Records from a data collection:
§

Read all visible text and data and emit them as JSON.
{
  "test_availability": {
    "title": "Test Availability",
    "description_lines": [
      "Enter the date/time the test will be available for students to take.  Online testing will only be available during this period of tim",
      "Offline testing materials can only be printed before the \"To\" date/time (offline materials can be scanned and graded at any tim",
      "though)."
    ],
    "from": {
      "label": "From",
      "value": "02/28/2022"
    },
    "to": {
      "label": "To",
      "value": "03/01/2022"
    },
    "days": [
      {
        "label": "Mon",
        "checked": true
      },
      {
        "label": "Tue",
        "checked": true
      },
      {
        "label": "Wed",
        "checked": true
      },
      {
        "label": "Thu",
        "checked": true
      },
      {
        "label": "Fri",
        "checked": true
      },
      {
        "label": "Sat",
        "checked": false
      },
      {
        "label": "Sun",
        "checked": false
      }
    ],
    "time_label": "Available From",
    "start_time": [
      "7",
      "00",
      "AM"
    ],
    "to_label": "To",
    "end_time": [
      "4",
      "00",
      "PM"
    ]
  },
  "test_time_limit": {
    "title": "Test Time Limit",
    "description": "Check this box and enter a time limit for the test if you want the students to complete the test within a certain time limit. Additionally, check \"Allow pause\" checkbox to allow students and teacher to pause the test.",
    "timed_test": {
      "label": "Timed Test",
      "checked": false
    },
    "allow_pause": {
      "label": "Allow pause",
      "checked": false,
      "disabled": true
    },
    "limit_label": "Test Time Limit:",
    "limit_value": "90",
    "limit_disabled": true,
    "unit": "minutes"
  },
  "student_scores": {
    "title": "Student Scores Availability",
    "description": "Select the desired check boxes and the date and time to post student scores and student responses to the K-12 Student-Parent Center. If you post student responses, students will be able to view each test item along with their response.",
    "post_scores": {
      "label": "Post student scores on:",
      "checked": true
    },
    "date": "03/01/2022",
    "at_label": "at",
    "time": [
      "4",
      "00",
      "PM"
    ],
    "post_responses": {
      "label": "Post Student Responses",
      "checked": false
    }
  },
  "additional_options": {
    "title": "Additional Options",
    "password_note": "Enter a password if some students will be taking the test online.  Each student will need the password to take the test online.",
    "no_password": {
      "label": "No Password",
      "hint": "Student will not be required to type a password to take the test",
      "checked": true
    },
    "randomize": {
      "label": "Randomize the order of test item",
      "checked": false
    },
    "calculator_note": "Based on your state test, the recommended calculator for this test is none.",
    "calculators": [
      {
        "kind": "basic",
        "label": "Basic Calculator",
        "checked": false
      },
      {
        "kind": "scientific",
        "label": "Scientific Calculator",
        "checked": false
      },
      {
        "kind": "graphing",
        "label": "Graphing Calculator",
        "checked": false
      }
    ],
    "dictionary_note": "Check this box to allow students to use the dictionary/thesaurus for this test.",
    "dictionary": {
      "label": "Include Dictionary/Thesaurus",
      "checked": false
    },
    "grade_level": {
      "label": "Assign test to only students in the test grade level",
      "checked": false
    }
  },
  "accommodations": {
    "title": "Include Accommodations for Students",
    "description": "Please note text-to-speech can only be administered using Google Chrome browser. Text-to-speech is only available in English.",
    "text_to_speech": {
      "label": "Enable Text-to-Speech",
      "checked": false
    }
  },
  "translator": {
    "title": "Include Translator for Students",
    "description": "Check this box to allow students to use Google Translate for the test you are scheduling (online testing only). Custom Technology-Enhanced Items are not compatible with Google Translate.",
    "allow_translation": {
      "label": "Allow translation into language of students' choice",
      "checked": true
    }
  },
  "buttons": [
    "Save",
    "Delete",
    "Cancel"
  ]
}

§

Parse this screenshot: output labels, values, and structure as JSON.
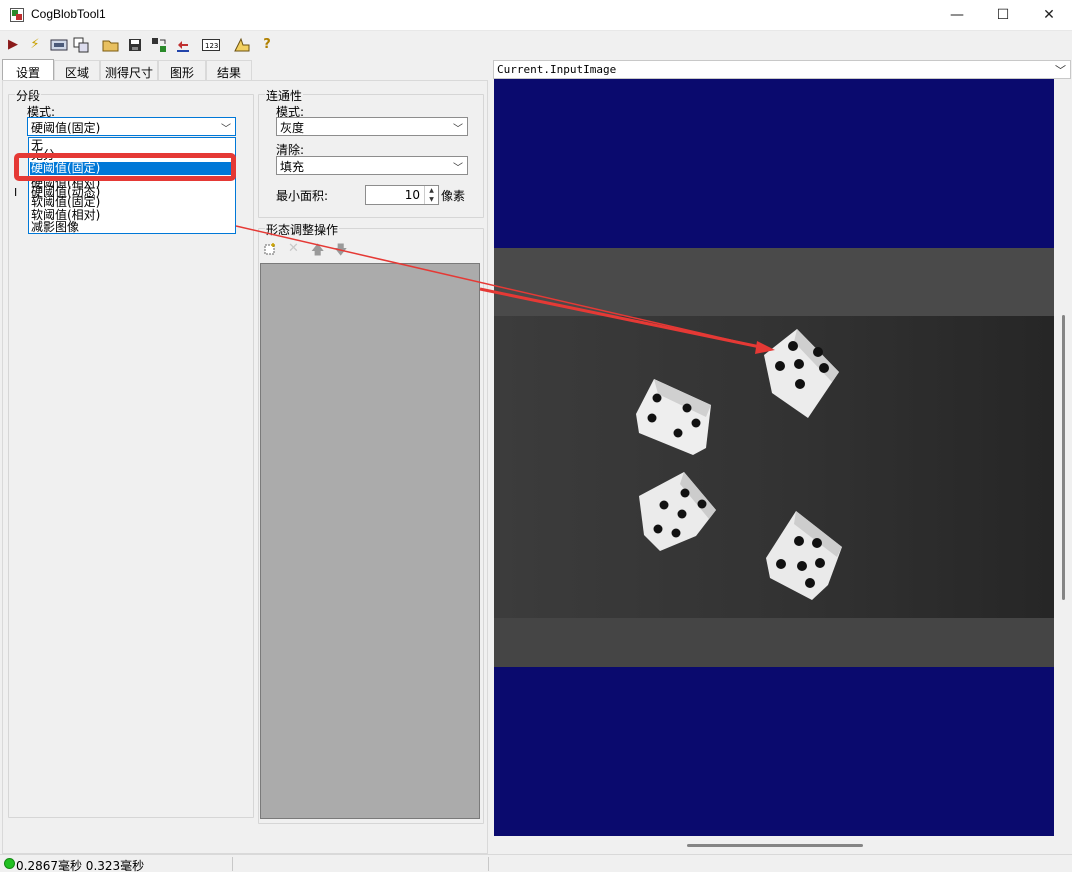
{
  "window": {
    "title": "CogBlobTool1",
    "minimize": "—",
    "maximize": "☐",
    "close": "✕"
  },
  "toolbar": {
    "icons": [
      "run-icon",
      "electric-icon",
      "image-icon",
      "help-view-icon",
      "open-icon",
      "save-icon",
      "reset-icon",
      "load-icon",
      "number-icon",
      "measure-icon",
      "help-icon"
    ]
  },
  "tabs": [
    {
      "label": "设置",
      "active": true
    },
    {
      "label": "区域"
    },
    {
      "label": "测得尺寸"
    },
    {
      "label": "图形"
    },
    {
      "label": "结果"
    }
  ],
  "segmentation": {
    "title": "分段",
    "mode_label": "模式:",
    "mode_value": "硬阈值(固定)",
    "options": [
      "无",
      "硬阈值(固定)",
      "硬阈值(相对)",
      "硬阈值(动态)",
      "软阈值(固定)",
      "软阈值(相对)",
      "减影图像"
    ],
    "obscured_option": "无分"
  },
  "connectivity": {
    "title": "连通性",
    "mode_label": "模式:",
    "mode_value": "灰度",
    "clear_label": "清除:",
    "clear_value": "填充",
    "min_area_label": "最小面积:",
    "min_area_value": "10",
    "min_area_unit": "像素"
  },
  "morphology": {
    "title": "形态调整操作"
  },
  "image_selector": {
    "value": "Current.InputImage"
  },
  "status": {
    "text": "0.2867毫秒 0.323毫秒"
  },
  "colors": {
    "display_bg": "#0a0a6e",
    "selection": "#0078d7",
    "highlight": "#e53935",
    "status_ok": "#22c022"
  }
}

§

Task to carry out
Write out every line from the entries where "Google" appears.

The solution
    "description": "Please note text-to-speech can only be administered using Google Chrome browser. Text-to-speech is only available in English.",
    "description": "Check this box to allow students to use Google Translate for the test you are scheduling (online testing only). Custom Technology-Enhanced Items are not compatible with Google Translate.",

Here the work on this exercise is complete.